*The exercise:* Without the pictures, set down every line of the data exactly.
>> START Record excerpts
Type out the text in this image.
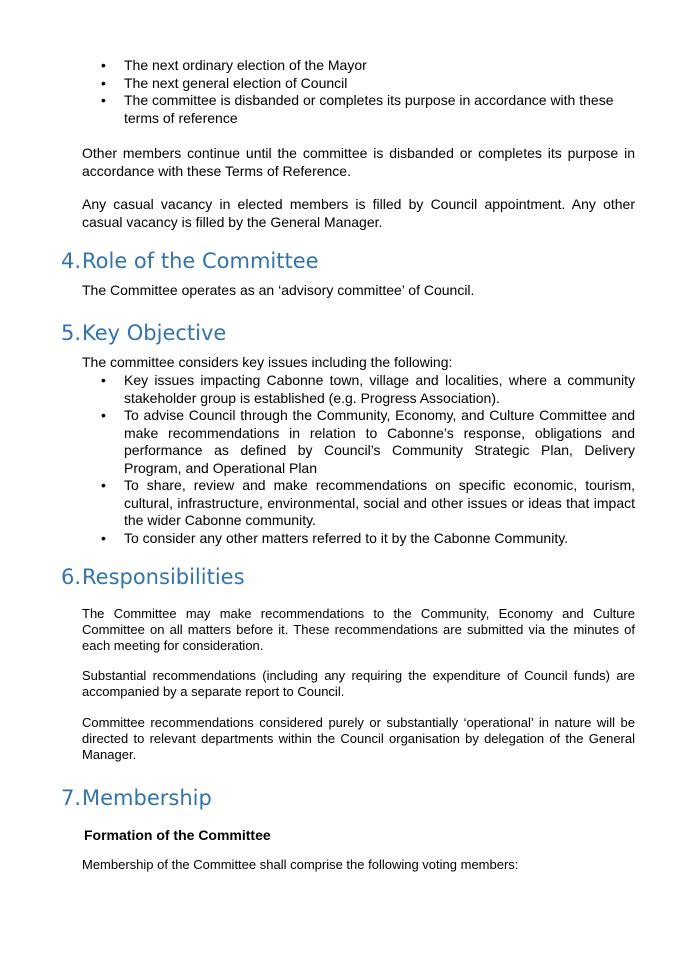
• The next ordinary election of the Mayor
• The next general election of Council
• The committee is disbanded or completes its purpose in accordance with these terms of reference

Other members continue until the committee is disbanded or completes its purpose in accordance with these Terms of Reference.

Any casual vacancy in elected members is filled by Council appointment. Any other casual vacancy is filled by the General Manager.

4.Role of the Committee

The Committee operates as an ‘advisory committee’ of Council.

5.Key Objective

The committee considers key issues including the following:

• Key issues impacting Cabonne town, village and localities, where a community stakeholder group is established (e.g. Progress Association).
• To advise Council through the Community, Economy, and Culture Committee and make recommendations in relation to Cabonne’s response, obligations and performance as defined by Council’s Community Strategic Plan, Delivery Program, and Operational Plan
• To share, review and make recommendations on specific economic, tourism, cultural, infrastructure, environmental, social and other issues or ideas that impact the wider Cabonne community.
• To consider any other matters referred to it by the Cabonne Community.
6.Responsibilities

The Committee may make recommendations to the Community, Economy and Culture Committee on all matters before it. These recommendations are submitted via the minutes of each meeting for consideration.

Substantial recommendations (including any requiring the expenditure of Council funds) are accompanied by a separate report to Council.

Committee recommendations considered purely or substantially ‘operational’ in nature will be directed to relevant departments within the Council organisation by delegation of the General Manager.

7.Membership
Formation of the Committee

Membership of the Committee shall comprise the following voting members:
>> END Record excerpts
*Result:*
Type out the text in this image.
• The next ordinary election of the Mayor
• The next general election of Council
• The committee is disbanded or completes its purpose in accordance with these terms of reference

Other members continue until the committee is disbanded or completes its purpose in accordance with these Terms of Reference.

Any casual vacancy in elected members is filled by Council appointment. Any other casual vacancy is filled by the General Manager.

4.Role of the Committee

The Committee operates as an ‘advisory committee’ of Council.

5.Key Objective

The committee considers key issues including the following:

• Key issues impacting Cabonne town, village and localities, where a community stakeholder group is established (e.g. Progress Association).
• To advise Council through the Community, Economy, and Culture Committee and make recommendations in relation to Cabonne’s response, obligations and performance as defined by Council’s Community Strategic Plan, Delivery Program, and Operational Plan
• To share, review and make recommendations on specific economic, tourism, cultural, infrastructure, environmental, social and other issues or ideas that impact the wider Cabonne community.
• To consider any other matters referred to it by the Cabonne Community.
6.Responsibilities

The Committee may make recommendations to the Community, Economy and Culture Committee on all matters before it. These recommendations are submitted via the minutes of each meeting for consideration.

Substantial recommendations (including any requiring the expenditure of Council funds) are accompanied by a separate report to Council.

Committee recommendations considered purely or substantially ‘operational’ in nature will be directed to relevant departments within the Council organisation by delegation of the General Manager.

7.Membership
Formation of the Committee

Membership of the Committee shall comprise the following voting members:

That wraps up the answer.